## Begin Material supplied
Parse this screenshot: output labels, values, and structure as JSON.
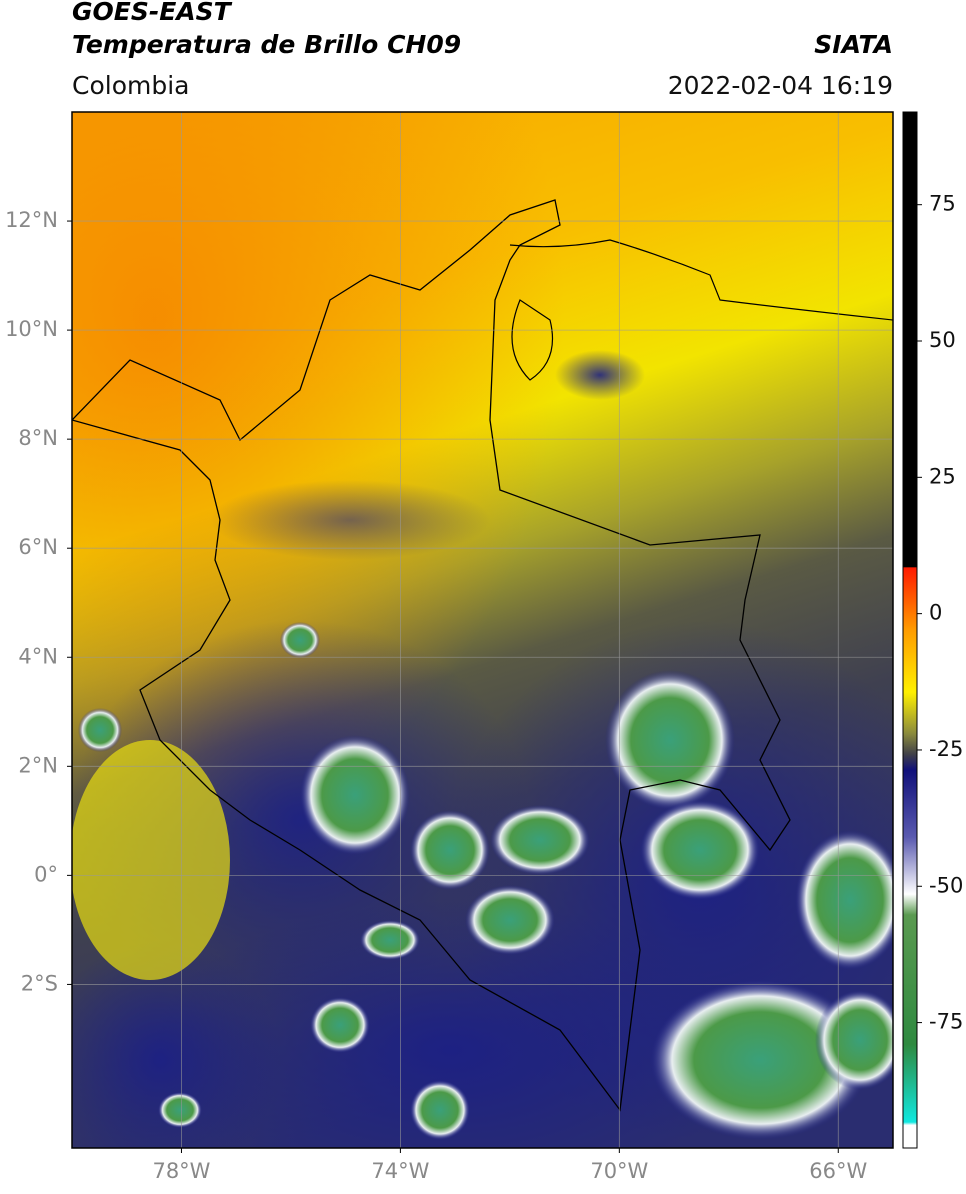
{
  "header": {
    "title_line1": "GOES-EAST",
    "title_line2": "Temperatura de Brillo CH09",
    "source": "SIATA",
    "region": "Colombia",
    "timestamp": "2022-02-04 16:19"
  },
  "map": {
    "xlim": [
      -80,
      -65
    ],
    "ylim": [
      -5,
      14
    ],
    "xticks": [
      {
        "value": -78,
        "label": "78°W"
      },
      {
        "value": -74,
        "label": "74°W"
      },
      {
        "value": -70,
        "label": "70°W"
      },
      {
        "value": -66,
        "label": "66°W"
      }
    ],
    "yticks": [
      {
        "value": 12,
        "label": "12°N"
      },
      {
        "value": 10,
        "label": "10°N"
      },
      {
        "value": 8,
        "label": "8°N"
      },
      {
        "value": 6,
        "label": "6°N"
      },
      {
        "value": 4,
        "label": "4°N"
      },
      {
        "value": 2,
        "label": "2°N"
      },
      {
        "value": 0,
        "label": "0°"
      },
      {
        "value": -2,
        "label": "2°S"
      }
    ],
    "grid": true
  },
  "colorbar": {
    "lim": [
      -98,
      92
    ],
    "ticks": [
      75,
      50,
      25,
      0,
      -25,
      -50,
      -75
    ]
  }
}
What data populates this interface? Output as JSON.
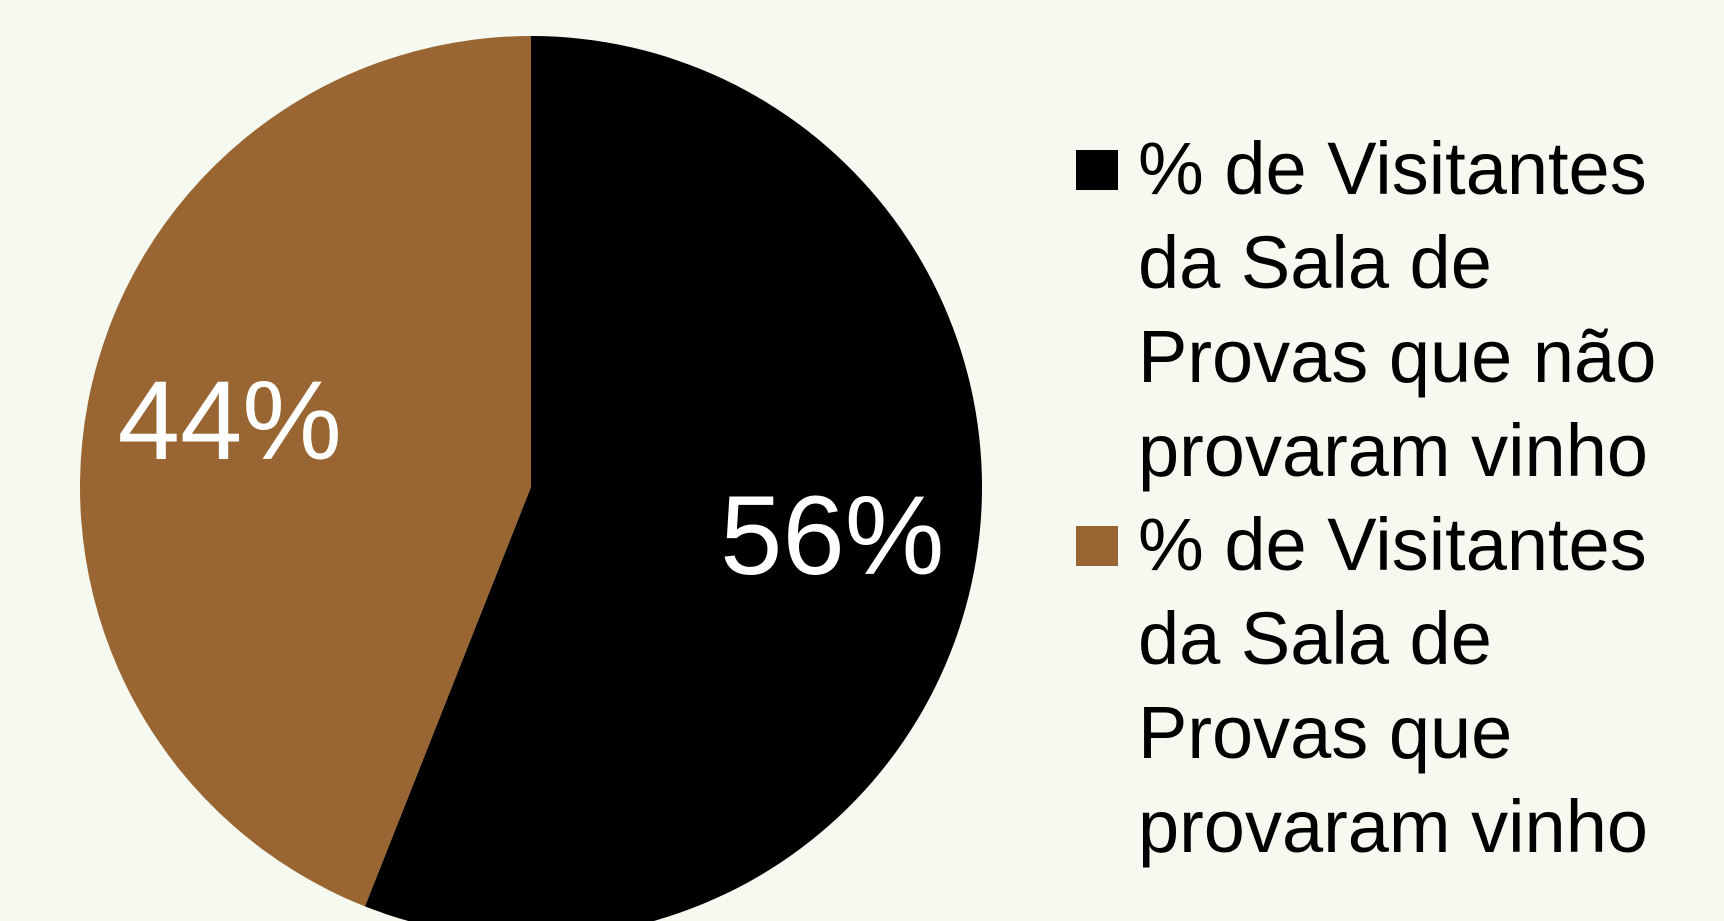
{
  "chart_data": {
    "type": "pie",
    "categories": [
      "% de Visitantes da Sala de Provas que não provaram vinho",
      "% de Visitantes da Sala de Provas que provaram vinho"
    ],
    "values": [
      56,
      44
    ],
    "value_labels": [
      "56%",
      "44%"
    ],
    "colors": [
      "#000000",
      "#996633"
    ],
    "legend": "right"
  }
}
## End Material supplied
What the task requires ::
Retype each line of the listing above word for word. Exclude the pictures.

Finished exercise ::
Parse this screenshot: output labels, values, and structure as JSON.
{
  "header": {
    "title_line1": "GOES-EAST",
    "title_line2": "Temperatura de Brillo CH09",
    "source": "SIATA",
    "region": "Colombia",
    "timestamp": "2022-02-04 16:19"
  },
  "map": {
    "xlim": [
      -80,
      -65
    ],
    "ylim": [
      -5,
      14
    ],
    "xticks": [
      {
        "value": -78,
        "label": "78°W"
      },
      {
        "value": -74,
        "label": "74°W"
      },
      {
        "value": -70,
        "label": "70°W"
      },
      {
        "value": -66,
        "label": "66°W"
      }
    ],
    "yticks": [
      {
        "value": 12,
        "label": "12°N"
      },
      {
        "value": 10,
        "label": "10°N"
      },
      {
        "value": 8,
        "label": "8°N"
      },
      {
        "value": 6,
        "label": "6°N"
      },
      {
        "value": 4,
        "label": "4°N"
      },
      {
        "value": 2,
        "label": "2°N"
      },
      {
        "value": 0,
        "label": "0°"
      },
      {
        "value": -2,
        "label": "2°S"
      }
    ],
    "grid": true
  },
  "colorbar": {
    "lim": [
      -98,
      92
    ],
    "ticks": [
      75,
      50,
      25,
      0,
      -25,
      -50,
      -75
    ]
  }
}
What data populates this interface? Output as JSON.
{
  "chart_data": {
    "type": "pie",
    "categories": [
      "% de Visitantes da Sala de Provas que não provaram vinho",
      "% de Visitantes da Sala de Provas que provaram vinho"
    ],
    "values": [
      56,
      44
    ],
    "value_labels": [
      "56%",
      "44%"
    ],
    "colors": [
      "#000000",
      "#996633"
    ],
    "legend": "right"
  }
}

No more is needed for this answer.